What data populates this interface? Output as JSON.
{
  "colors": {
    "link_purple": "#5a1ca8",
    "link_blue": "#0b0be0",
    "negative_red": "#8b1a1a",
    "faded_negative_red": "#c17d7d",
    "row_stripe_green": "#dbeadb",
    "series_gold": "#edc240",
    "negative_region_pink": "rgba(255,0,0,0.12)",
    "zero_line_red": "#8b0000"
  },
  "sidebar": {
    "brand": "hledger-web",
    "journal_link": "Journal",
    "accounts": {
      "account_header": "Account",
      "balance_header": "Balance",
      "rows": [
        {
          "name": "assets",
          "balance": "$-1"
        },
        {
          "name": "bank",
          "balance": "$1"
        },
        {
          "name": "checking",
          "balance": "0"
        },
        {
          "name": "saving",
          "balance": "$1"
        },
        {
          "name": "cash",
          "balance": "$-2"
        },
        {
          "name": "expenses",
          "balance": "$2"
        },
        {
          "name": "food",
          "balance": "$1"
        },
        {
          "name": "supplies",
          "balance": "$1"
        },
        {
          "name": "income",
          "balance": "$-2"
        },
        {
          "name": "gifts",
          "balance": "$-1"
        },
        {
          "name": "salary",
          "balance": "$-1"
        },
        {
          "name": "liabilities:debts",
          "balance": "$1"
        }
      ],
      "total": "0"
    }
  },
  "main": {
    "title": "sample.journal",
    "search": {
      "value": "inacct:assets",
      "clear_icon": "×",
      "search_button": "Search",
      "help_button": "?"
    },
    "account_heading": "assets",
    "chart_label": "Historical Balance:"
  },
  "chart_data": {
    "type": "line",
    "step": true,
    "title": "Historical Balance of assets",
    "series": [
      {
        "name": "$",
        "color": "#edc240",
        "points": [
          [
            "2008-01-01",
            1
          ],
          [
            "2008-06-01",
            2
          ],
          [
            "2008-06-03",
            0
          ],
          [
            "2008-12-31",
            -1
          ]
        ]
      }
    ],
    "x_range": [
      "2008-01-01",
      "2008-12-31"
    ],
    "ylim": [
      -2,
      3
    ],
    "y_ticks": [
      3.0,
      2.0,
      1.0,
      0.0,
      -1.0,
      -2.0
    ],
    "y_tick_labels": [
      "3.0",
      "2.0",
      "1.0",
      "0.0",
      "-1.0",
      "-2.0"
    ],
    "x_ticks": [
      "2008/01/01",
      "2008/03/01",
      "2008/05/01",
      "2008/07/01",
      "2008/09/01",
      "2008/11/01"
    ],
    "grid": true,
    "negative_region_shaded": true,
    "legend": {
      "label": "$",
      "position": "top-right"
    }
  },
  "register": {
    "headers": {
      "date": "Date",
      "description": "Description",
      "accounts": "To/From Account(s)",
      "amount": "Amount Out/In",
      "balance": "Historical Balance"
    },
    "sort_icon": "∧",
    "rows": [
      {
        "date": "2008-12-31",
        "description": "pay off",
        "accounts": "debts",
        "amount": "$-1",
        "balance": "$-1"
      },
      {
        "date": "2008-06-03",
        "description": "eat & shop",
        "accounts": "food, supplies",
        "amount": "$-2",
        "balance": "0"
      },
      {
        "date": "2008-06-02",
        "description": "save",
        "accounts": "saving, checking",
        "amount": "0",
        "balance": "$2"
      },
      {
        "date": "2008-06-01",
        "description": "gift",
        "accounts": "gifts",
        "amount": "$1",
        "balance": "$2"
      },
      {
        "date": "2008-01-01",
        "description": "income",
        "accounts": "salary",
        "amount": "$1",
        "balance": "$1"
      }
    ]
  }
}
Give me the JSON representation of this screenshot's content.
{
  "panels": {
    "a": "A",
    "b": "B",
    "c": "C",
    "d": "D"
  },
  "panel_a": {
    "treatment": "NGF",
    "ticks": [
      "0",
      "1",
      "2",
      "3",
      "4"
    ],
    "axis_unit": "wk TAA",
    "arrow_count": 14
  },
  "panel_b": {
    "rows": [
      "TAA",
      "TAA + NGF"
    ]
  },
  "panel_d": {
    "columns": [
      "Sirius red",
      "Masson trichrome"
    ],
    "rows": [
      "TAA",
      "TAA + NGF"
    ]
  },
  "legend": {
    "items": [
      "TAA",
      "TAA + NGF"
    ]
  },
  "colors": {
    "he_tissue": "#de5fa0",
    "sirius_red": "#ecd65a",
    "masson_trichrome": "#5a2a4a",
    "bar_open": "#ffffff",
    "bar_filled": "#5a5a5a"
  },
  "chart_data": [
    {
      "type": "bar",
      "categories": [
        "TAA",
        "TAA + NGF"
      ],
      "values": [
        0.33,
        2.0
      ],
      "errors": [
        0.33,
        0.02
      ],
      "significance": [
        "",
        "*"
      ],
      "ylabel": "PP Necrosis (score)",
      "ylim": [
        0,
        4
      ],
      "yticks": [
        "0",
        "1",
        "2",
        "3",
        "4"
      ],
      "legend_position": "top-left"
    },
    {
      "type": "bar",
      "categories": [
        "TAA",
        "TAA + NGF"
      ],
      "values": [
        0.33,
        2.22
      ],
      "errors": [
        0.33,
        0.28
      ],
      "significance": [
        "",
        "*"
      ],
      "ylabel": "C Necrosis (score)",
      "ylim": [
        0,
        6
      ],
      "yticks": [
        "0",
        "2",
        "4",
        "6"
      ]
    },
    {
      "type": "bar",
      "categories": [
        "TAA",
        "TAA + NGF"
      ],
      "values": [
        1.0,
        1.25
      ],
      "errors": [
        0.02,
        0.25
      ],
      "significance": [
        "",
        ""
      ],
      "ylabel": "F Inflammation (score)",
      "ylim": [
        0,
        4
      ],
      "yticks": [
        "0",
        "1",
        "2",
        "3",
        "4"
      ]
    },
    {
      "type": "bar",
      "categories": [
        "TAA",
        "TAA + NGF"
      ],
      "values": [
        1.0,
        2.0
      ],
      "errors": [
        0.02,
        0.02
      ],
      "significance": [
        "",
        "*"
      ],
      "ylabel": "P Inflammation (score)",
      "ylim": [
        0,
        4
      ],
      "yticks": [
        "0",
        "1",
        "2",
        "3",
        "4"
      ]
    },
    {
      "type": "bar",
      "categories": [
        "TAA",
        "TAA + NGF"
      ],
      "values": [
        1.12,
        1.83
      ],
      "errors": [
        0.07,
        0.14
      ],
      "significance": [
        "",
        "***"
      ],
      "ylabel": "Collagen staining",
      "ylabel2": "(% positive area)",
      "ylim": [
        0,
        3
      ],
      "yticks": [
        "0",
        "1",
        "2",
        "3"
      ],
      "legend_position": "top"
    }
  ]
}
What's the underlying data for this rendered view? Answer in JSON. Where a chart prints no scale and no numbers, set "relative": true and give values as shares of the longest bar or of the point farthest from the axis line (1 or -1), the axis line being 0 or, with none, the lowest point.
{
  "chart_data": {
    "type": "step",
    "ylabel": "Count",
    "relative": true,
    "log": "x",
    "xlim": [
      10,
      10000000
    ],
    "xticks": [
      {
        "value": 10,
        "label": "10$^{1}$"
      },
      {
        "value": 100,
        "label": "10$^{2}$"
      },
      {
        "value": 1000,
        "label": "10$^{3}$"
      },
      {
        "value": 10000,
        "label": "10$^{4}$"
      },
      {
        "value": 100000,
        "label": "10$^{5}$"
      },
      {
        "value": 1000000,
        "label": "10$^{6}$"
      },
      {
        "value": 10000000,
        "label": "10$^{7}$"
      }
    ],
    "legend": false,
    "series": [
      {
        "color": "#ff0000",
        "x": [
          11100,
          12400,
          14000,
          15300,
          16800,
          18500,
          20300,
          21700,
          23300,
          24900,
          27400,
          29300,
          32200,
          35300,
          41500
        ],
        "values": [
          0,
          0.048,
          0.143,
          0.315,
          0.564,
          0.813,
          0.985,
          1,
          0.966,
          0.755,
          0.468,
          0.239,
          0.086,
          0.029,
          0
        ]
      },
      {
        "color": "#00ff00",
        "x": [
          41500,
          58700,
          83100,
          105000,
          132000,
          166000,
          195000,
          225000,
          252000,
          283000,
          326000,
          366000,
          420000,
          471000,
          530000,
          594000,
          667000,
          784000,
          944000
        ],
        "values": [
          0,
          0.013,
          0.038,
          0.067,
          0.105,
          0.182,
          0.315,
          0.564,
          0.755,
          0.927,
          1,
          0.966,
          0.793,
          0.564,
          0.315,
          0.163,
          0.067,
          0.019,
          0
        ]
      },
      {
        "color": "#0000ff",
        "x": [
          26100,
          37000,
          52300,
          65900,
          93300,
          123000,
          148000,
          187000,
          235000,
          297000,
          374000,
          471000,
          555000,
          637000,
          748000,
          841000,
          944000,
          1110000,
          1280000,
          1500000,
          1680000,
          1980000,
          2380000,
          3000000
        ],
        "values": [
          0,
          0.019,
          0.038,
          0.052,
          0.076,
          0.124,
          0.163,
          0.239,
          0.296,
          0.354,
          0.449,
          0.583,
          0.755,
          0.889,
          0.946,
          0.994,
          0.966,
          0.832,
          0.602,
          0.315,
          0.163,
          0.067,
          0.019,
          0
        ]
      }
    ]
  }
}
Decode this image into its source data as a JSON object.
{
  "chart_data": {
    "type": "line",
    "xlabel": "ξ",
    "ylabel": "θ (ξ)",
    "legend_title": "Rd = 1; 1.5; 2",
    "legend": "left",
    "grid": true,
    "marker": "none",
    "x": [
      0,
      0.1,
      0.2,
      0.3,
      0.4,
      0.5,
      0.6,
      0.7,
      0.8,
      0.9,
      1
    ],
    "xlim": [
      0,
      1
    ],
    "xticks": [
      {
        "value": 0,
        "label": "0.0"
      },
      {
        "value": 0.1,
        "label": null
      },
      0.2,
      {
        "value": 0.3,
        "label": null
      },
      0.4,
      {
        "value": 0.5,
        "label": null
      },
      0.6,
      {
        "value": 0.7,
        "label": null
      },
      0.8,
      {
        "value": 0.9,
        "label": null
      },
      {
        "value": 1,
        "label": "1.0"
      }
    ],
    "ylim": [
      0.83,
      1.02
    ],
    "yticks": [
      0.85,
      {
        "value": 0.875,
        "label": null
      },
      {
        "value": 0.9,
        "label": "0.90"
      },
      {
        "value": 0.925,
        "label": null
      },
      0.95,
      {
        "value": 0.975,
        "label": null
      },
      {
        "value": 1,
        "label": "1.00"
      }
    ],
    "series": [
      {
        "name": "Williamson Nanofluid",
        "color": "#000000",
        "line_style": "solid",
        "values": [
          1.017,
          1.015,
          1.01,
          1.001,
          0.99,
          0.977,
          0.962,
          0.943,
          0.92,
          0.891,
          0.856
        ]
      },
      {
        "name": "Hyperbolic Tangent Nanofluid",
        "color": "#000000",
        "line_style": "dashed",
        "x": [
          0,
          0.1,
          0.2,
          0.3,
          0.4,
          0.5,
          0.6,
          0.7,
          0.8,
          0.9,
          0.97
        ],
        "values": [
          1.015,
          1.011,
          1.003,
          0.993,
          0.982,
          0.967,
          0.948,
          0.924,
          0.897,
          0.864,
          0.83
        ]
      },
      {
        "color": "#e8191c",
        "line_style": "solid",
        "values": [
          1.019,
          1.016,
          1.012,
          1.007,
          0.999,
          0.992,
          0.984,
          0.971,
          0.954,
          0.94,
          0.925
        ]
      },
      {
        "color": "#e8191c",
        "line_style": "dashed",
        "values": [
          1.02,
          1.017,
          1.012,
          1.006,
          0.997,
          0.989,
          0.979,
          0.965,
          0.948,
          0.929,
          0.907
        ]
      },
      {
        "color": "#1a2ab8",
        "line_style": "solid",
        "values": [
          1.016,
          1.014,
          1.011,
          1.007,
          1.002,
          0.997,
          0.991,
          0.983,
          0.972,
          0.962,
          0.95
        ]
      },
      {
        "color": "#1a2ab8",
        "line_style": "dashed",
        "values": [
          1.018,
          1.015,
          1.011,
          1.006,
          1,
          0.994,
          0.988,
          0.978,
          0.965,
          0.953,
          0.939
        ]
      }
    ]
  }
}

========================================================================

**Directions**
Look through the material and copy each line that has "supplies".

**Written response**
          "name": "supplies",
        "accounts": "food, supplies",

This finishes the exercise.